TO DO: Make an exact copy of all the entries, but do not reproduce the pictures.

MATERIAL PROVIDED:
++++++++++++++++++++

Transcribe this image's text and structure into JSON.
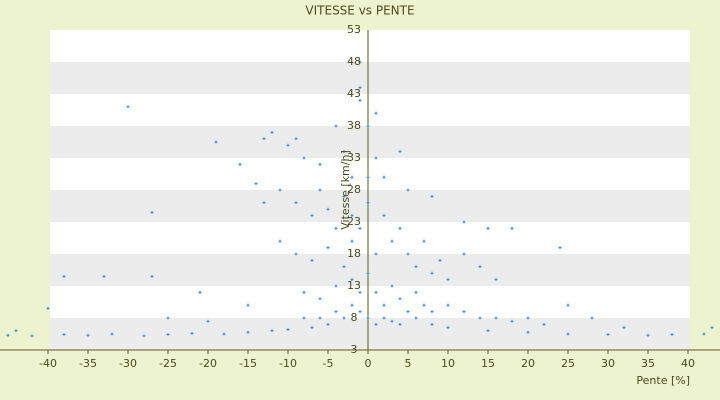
{
  "chart_data": {
    "type": "scatter",
    "title": "VITESSE vs PENTE",
    "x_label": "Pente [%]",
    "y_label": "Vitesse [km/h]",
    "series": [
      {
        "name": "Vitesse",
        "color": "#3a87d9",
        "x": [
          -45,
          -42,
          -38,
          -35,
          -32,
          -28,
          -25,
          -22,
          -18,
          -15,
          -12,
          -10,
          -7,
          -5,
          -3,
          10,
          15,
          20,
          25,
          30,
          35,
          38,
          42,
          43,
          -44,
          -40,
          -30,
          -19,
          -27,
          -38,
          -33,
          -27,
          -21,
          -25,
          -20,
          -15,
          -13,
          -12,
          -10,
          -9,
          -8,
          -6,
          -4,
          -3,
          -2,
          -1,
          -1,
          -1,
          0,
          1,
          -16,
          -14,
          -13,
          -11,
          -9,
          -7,
          -6,
          -5,
          -4,
          -3,
          -2,
          -11,
          -9,
          -7,
          -5,
          -3,
          -2,
          -1,
          0,
          1,
          2,
          3,
          4,
          5,
          6,
          7,
          8,
          9,
          10,
          12,
          14,
          16,
          -8,
          -6,
          -4,
          -2,
          -1,
          0,
          1,
          2,
          3,
          4,
          5,
          6,
          7,
          8,
          10,
          12,
          14,
          16,
          18,
          20,
          22,
          25,
          28,
          32,
          -1,
          0,
          1,
          2,
          3,
          4,
          6,
          8,
          -2,
          -4,
          -6,
          -8,
          2,
          5,
          8,
          15,
          18,
          24,
          12,
          4,
          1,
          0
        ],
        "values": [
          5.3,
          5.2,
          5.4,
          5.3,
          5.5,
          5.2,
          5.4,
          5.6,
          5.5,
          5.8,
          6,
          6.2,
          6.5,
          7,
          8,
          6.5,
          6,
          5.8,
          5.5,
          5.4,
          5.3,
          5.4,
          5.5,
          6.5,
          6,
          9.5,
          41,
          35.5,
          24.5,
          14.5,
          14.5,
          14.5,
          12,
          8,
          7.5,
          10,
          36,
          37,
          35,
          36,
          33,
          32,
          38,
          34,
          30,
          44,
          48,
          42,
          38,
          40,
          32,
          29,
          26,
          28,
          26,
          24,
          28,
          25,
          22,
          27,
          24,
          20,
          18,
          17,
          19,
          16,
          20,
          22,
          26,
          18,
          24,
          20,
          22,
          18,
          16,
          20,
          15,
          17,
          14,
          18,
          16,
          14,
          12,
          11,
          13,
          14,
          12,
          15,
          12,
          10,
          13,
          11,
          9,
          12,
          10,
          9,
          10,
          9,
          8,
          8,
          7.5,
          8,
          7,
          10,
          8,
          6.5,
          9,
          8,
          7,
          8,
          7.5,
          7,
          8,
          7,
          10,
          9,
          8,
          8,
          30,
          28,
          27,
          22,
          22,
          19,
          23,
          34,
          33,
          30
        ]
      }
    ],
    "xlim": [
      -46,
      44
    ],
    "ylim": [
      3,
      53
    ],
    "xticks": [
      -40,
      -35,
      -30,
      -25,
      -20,
      -15,
      -10,
      -5,
      0,
      5,
      10,
      15,
      20,
      25,
      30,
      35,
      40
    ],
    "yticks": [
      3,
      8,
      13,
      18,
      23,
      28,
      33,
      38,
      43,
      48,
      53
    ],
    "banded_grid": true
  }
}
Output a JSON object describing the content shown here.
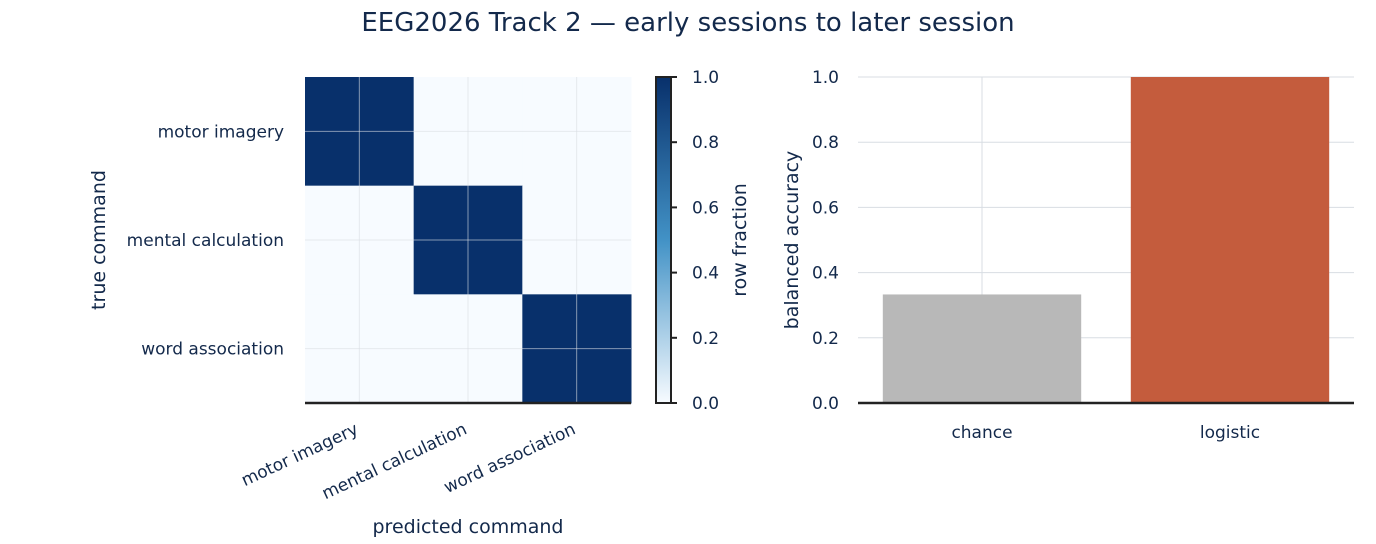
{
  "title": "EEG2026 Track 2 — early sessions to later session",
  "colors": {
    "text": "#13294b",
    "heat_low": "#f7fbff",
    "heat_high": "#08306b",
    "bar_chance": "#b8b8b8",
    "bar_logistic": "#c45c3d",
    "grid": "#d8dde3",
    "axis": "#222222"
  },
  "chart_data": [
    {
      "type": "heatmap",
      "title": "",
      "xlabel": "predicted command",
      "ylabel": "true command",
      "row_labels": [
        "motor imagery",
        "mental calculation",
        "word association"
      ],
      "col_labels": [
        "motor imagery",
        "mental calculation",
        "word association"
      ],
      "values": [
        [
          1.0,
          0.0,
          0.0
        ],
        [
          0.0,
          1.0,
          0.0
        ],
        [
          0.0,
          0.0,
          1.0
        ]
      ],
      "colorbar": {
        "label": "row fraction",
        "range": [
          0.0,
          1.0
        ],
        "ticks": [
          "0.0",
          "0.2",
          "0.4",
          "0.6",
          "0.8",
          "1.0"
        ]
      },
      "grid": true
    },
    {
      "type": "bar",
      "title": "",
      "xlabel": "",
      "ylabel": "balanced accuracy",
      "categories": [
        "chance",
        "logistic"
      ],
      "values": [
        0.333,
        1.0
      ],
      "ylim": [
        0.0,
        1.0
      ],
      "yticks": [
        "0.0",
        "0.2",
        "0.4",
        "0.6",
        "0.8",
        "1.0"
      ],
      "grid": true
    }
  ]
}
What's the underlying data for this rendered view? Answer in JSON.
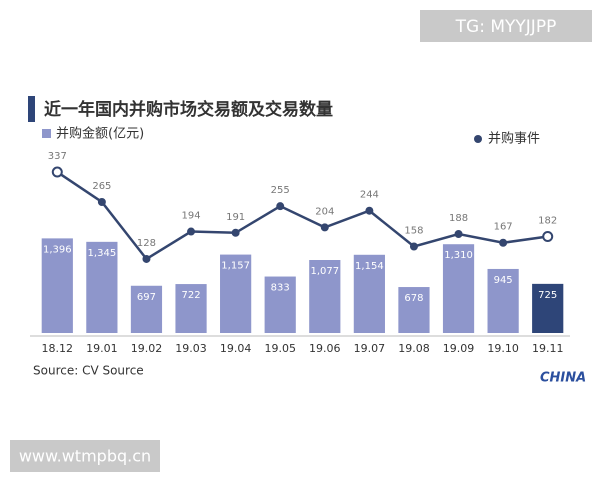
{
  "chart_data": {
    "type": "bar-line",
    "title": "近一年国内并购市场交易额及交易数量",
    "categories": [
      "18.12",
      "19.01",
      "19.02",
      "19.03",
      "19.04",
      "19.05",
      "19.06",
      "19.07",
      "19.08",
      "19.09",
      "19.10",
      "19.11"
    ],
    "series": [
      {
        "name": "并购金额(亿元)",
        "type": "bar",
        "color": "#8e96cb",
        "colors": [
          "#8e96cb",
          "#8e96cb",
          "#8e96cb",
          "#8e96cb",
          "#8e96cb",
          "#8e96cb",
          "#8e96cb",
          "#8e96cb",
          "#8e96cb",
          "#8e96cb",
          "#8e96cb",
          "#2e4578"
        ],
        "values": [
          1396,
          1345,
          697,
          722,
          1157,
          833,
          1077,
          1154,
          678,
          1310,
          945,
          725
        ],
        "value_labels": [
          "1,396",
          "1,345",
          "697",
          "722",
          "1,157",
          "833",
          "1,077",
          "1,154",
          "678",
          "1,310",
          "945",
          "725"
        ]
      },
      {
        "name": "并购事件",
        "type": "line",
        "axis": "y2",
        "color": "#34466f",
        "values": [
          337,
          265,
          128,
          194,
          191,
          255,
          204,
          244,
          158,
          188,
          167,
          182
        ]
      }
    ],
    "ylim": [
      0,
      2700
    ],
    "y2lim": [
      -50,
      390
    ],
    "source": "Source: CV Source",
    "logo": "CHINA",
    "watermarks": [
      "TG: MYYJJPP",
      "www.wtmpbq.cn"
    ]
  }
}
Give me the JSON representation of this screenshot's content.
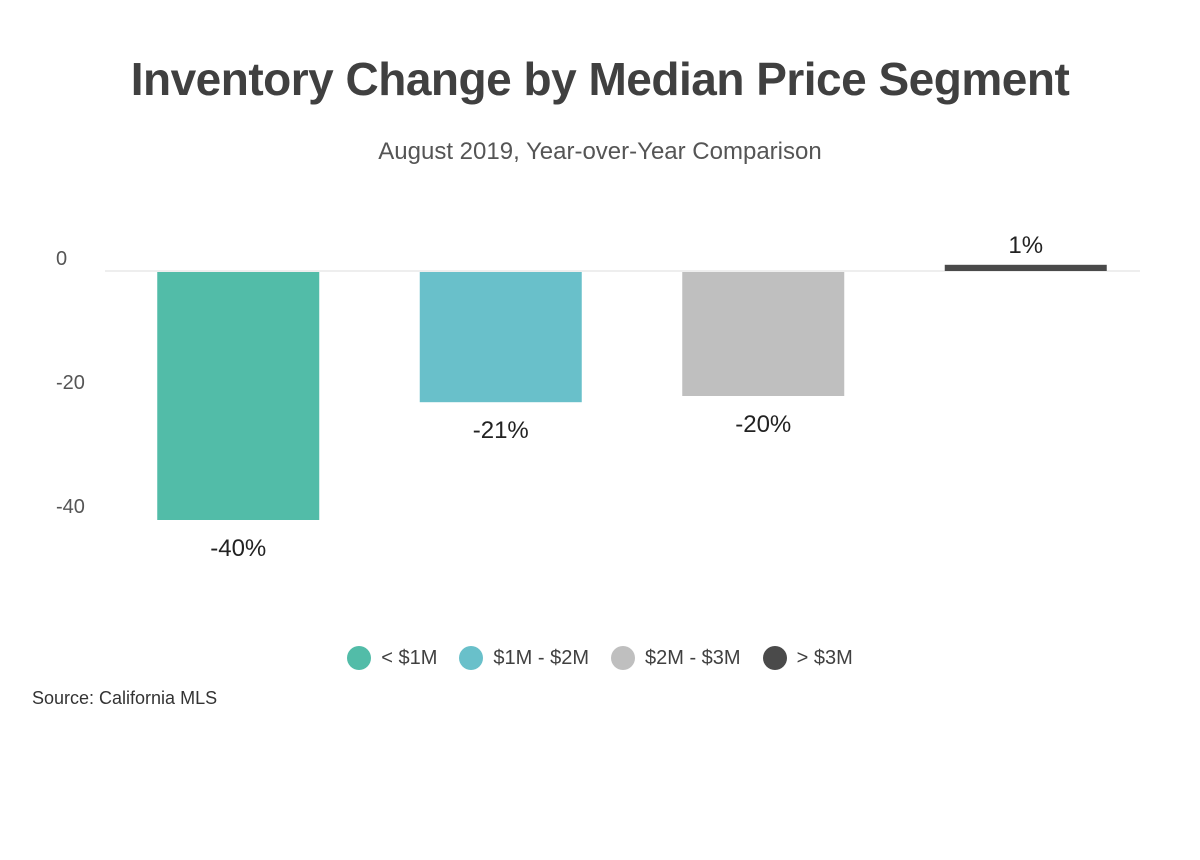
{
  "chart_data": {
    "type": "bar",
    "title": "Inventory Change by Median Price Segment",
    "subtitle": "August 2019, Year-over-Year Comparison",
    "xlabel": "",
    "ylabel": "",
    "categories": [
      "< $1M",
      "$1M - $2M",
      "$2M - $3M",
      "> $3M"
    ],
    "values": [
      -40,
      -21,
      -20,
      1
    ],
    "data_labels": [
      "-40%",
      "-21%",
      "-20%",
      "1%"
    ],
    "colors": [
      "#52bca8",
      "#69c0ca",
      "#bfbfbf",
      "#4a4a4a"
    ],
    "y_ticks": [
      0,
      -20,
      -40
    ],
    "y_tick_labels": [
      "0",
      "-20",
      "-40"
    ],
    "ylim": [
      -40,
      1
    ],
    "grid": false,
    "legend_position": "bottom"
  },
  "source": "Source:  California MLS"
}
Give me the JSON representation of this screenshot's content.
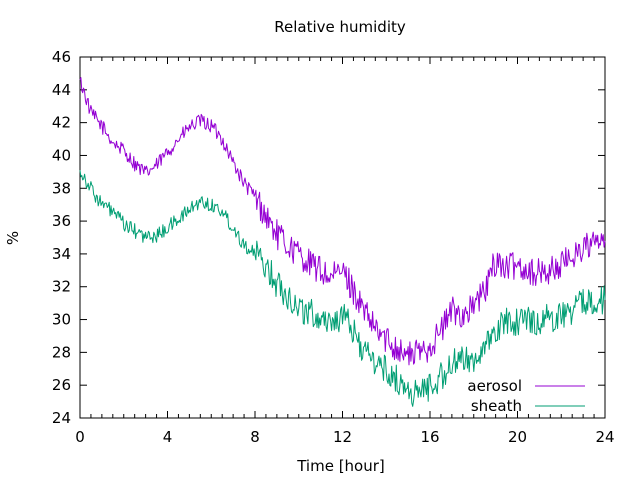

++++++++++++++++++++

SOLUTION TO THE PROBLEM:
Transcribe this image's text and structure into JSON.
{
  "chart_data": {
    "type": "scatter",
    "title": "VITESSE vs PENTE",
    "x_label": "Pente [%]",
    "y_label": "Vitesse [km/h]",
    "series": [
      {
        "name": "Vitesse",
        "color": "#3a87d9",
        "x": [
          -45,
          -42,
          -38,
          -35,
          -32,
          -28,
          -25,
          -22,
          -18,
          -15,
          -12,
          -10,
          -7,
          -5,
          -3,
          10,
          15,
          20,
          25,
          30,
          35,
          38,
          42,
          43,
          -44,
          -40,
          -30,
          -19,
          -27,
          -38,
          -33,
          -27,
          -21,
          -25,
          -20,
          -15,
          -13,
          -12,
          -10,
          -9,
          -8,
          -6,
          -4,
          -3,
          -2,
          -1,
          -1,
          -1,
          0,
          1,
          -16,
          -14,
          -13,
          -11,
          -9,
          -7,
          -6,
          -5,
          -4,
          -3,
          -2,
          -11,
          -9,
          -7,
          -5,
          -3,
          -2,
          -1,
          0,
          1,
          2,
          3,
          4,
          5,
          6,
          7,
          8,
          9,
          10,
          12,
          14,
          16,
          -8,
          -6,
          -4,
          -2,
          -1,
          0,
          1,
          2,
          3,
          4,
          5,
          6,
          7,
          8,
          10,
          12,
          14,
          16,
          18,
          20,
          22,
          25,
          28,
          32,
          -1,
          0,
          1,
          2,
          3,
          4,
          6,
          8,
          -2,
          -4,
          -6,
          -8,
          2,
          5,
          8,
          15,
          18,
          24,
          12,
          4,
          1,
          0
        ],
        "values": [
          5.3,
          5.2,
          5.4,
          5.3,
          5.5,
          5.2,
          5.4,
          5.6,
          5.5,
          5.8,
          6,
          6.2,
          6.5,
          7,
          8,
          6.5,
          6,
          5.8,
          5.5,
          5.4,
          5.3,
          5.4,
          5.5,
          6.5,
          6,
          9.5,
          41,
          35.5,
          24.5,
          14.5,
          14.5,
          14.5,
          12,
          8,
          7.5,
          10,
          36,
          37,
          35,
          36,
          33,
          32,
          38,
          34,
          30,
          44,
          48,
          42,
          38,
          40,
          32,
          29,
          26,
          28,
          26,
          24,
          28,
          25,
          22,
          27,
          24,
          20,
          18,
          17,
          19,
          16,
          20,
          22,
          26,
          18,
          24,
          20,
          22,
          18,
          16,
          20,
          15,
          17,
          14,
          18,
          16,
          14,
          12,
          11,
          13,
          14,
          12,
          15,
          12,
          10,
          13,
          11,
          9,
          12,
          10,
          9,
          10,
          9,
          8,
          8,
          7.5,
          8,
          7,
          10,
          8,
          6.5,
          9,
          8,
          7,
          8,
          7.5,
          7,
          8,
          7,
          10,
          9,
          8,
          8,
          30,
          28,
          27,
          22,
          22,
          19,
          23,
          34,
          33,
          30
        ]
      }
    ],
    "xlim": [
      -46,
      44
    ],
    "ylim": [
      3,
      53
    ],
    "xticks": [
      -40,
      -35,
      -30,
      -25,
      -20,
      -15,
      -10,
      -5,
      0,
      5,
      10,
      15,
      20,
      25,
      30,
      35,
      40
    ],
    "yticks": [
      3,
      8,
      13,
      18,
      23,
      28,
      33,
      38,
      43,
      48,
      53
    ],
    "banded_grid": true
  }
}
Output a JSON object describing the content shown here.
{
  "title": "EEG2026 Track 2 — early sessions to later session",
  "colors": {
    "text": "#13294b",
    "heat_low": "#f7fbff",
    "heat_high": "#08306b",
    "bar_chance": "#b8b8b8",
    "bar_logistic": "#c45c3d",
    "grid": "#d8dde3",
    "axis": "#222222"
  },
  "chart_data": [
    {
      "type": "heatmap",
      "title": "",
      "xlabel": "predicted command",
      "ylabel": "true command",
      "row_labels": [
        "motor imagery",
        "mental calculation",
        "word association"
      ],
      "col_labels": [
        "motor imagery",
        "mental calculation",
        "word association"
      ],
      "values": [
        [
          1.0,
          0.0,
          0.0
        ],
        [
          0.0,
          1.0,
          0.0
        ],
        [
          0.0,
          0.0,
          1.0
        ]
      ],
      "colorbar": {
        "label": "row fraction",
        "range": [
          0.0,
          1.0
        ],
        "ticks": [
          "0.0",
          "0.2",
          "0.4",
          "0.6",
          "0.8",
          "1.0"
        ]
      },
      "grid": true
    },
    {
      "type": "bar",
      "title": "",
      "xlabel": "",
      "ylabel": "balanced accuracy",
      "categories": [
        "chance",
        "logistic"
      ],
      "values": [
        0.333,
        1.0
      ],
      "ylim": [
        0.0,
        1.0
      ],
      "yticks": [
        "0.0",
        "0.2",
        "0.4",
        "0.6",
        "0.8",
        "1.0"
      ],
      "grid": true
    }
  ]
}
What's the underlying data for this rendered view? Answer in JSON.
{
  "chart_data": {
    "type": "bar-line",
    "title": "近一年国内并购市场交易额及交易数量",
    "categories": [
      "18.12",
      "19.01",
      "19.02",
      "19.03",
      "19.04",
      "19.05",
      "19.06",
      "19.07",
      "19.08",
      "19.09",
      "19.10",
      "19.11"
    ],
    "series": [
      {
        "name": "并购金额(亿元)",
        "type": "bar",
        "color": "#8e96cb",
        "colors": [
          "#8e96cb",
          "#8e96cb",
          "#8e96cb",
          "#8e96cb",
          "#8e96cb",
          "#8e96cb",
          "#8e96cb",
          "#8e96cb",
          "#8e96cb",
          "#8e96cb",
          "#8e96cb",
          "#2e4578"
        ],
        "values": [
          1396,
          1345,
          697,
          722,
          1157,
          833,
          1077,
          1154,
          678,
          1310,
          945,
          725
        ],
        "value_labels": [
          "1,396",
          "1,345",
          "697",
          "722",
          "1,157",
          "833",
          "1,077",
          "1,154",
          "678",
          "1,310",
          "945",
          "725"
        ]
      },
      {
        "name": "并购事件",
        "type": "line",
        "axis": "y2",
        "color": "#34466f",
        "values": [
          337,
          265,
          128,
          194,
          191,
          255,
          204,
          244,
          158,
          188,
          167,
          182
        ]
      }
    ],
    "ylim": [
      0,
      2700
    ],
    "y2lim": [
      -50,
      390
    ],
    "source": "Source: CV Source",
    "logo": "CHINA",
    "watermarks": [
      "TG: MYYJJPP",
      "www.wtmpbq.cn"
    ]
  }
}
Give me the JSON representation of this screenshot's content.
{
  "chart_data": {
    "type": "bar",
    "title": "Inventory Change by Median Price Segment",
    "subtitle": "August 2019, Year-over-Year Comparison",
    "xlabel": "",
    "ylabel": "",
    "categories": [
      "< $1M",
      "$1M - $2M",
      "$2M - $3M",
      "> $3M"
    ],
    "values": [
      -40,
      -21,
      -20,
      1
    ],
    "data_labels": [
      "-40%",
      "-21%",
      "-20%",
      "1%"
    ],
    "colors": [
      "#52bca8",
      "#69c0ca",
      "#bfbfbf",
      "#4a4a4a"
    ],
    "y_ticks": [
      0,
      -20,
      -40
    ],
    "y_tick_labels": [
      "0",
      "-20",
      "-40"
    ],
    "ylim": [
      -40,
      1
    ],
    "grid": false,
    "legend_position": "bottom"
  },
  "source": "Source:  California MLS"
}
Give me the JSON representation of this screenshot's content.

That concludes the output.